(Figure record listings)

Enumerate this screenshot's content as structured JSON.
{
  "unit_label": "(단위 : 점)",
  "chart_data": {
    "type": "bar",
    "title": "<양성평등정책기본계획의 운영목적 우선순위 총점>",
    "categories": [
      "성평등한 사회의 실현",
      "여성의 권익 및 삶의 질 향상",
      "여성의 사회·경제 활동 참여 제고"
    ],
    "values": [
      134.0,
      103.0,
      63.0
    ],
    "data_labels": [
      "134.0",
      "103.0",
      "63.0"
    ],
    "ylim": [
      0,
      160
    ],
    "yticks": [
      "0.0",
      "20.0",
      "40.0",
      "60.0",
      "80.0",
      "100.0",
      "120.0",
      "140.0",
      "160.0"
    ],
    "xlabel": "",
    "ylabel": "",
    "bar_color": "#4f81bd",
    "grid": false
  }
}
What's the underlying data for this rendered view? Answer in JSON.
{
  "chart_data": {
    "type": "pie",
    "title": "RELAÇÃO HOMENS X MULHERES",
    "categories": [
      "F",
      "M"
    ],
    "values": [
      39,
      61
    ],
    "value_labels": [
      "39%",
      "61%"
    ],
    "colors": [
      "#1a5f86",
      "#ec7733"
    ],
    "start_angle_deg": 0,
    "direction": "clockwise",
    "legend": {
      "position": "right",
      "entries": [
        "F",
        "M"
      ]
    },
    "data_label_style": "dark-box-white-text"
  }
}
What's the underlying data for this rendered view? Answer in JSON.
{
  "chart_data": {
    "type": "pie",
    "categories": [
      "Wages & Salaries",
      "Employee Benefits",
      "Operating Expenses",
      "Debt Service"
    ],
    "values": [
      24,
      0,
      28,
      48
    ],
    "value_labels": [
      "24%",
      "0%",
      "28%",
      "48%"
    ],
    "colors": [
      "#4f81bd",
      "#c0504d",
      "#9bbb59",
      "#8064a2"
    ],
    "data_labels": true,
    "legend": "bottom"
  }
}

**Written exercise**
Tally the lines that hold the string "title" and state the total, nothing more.

**Written response**
2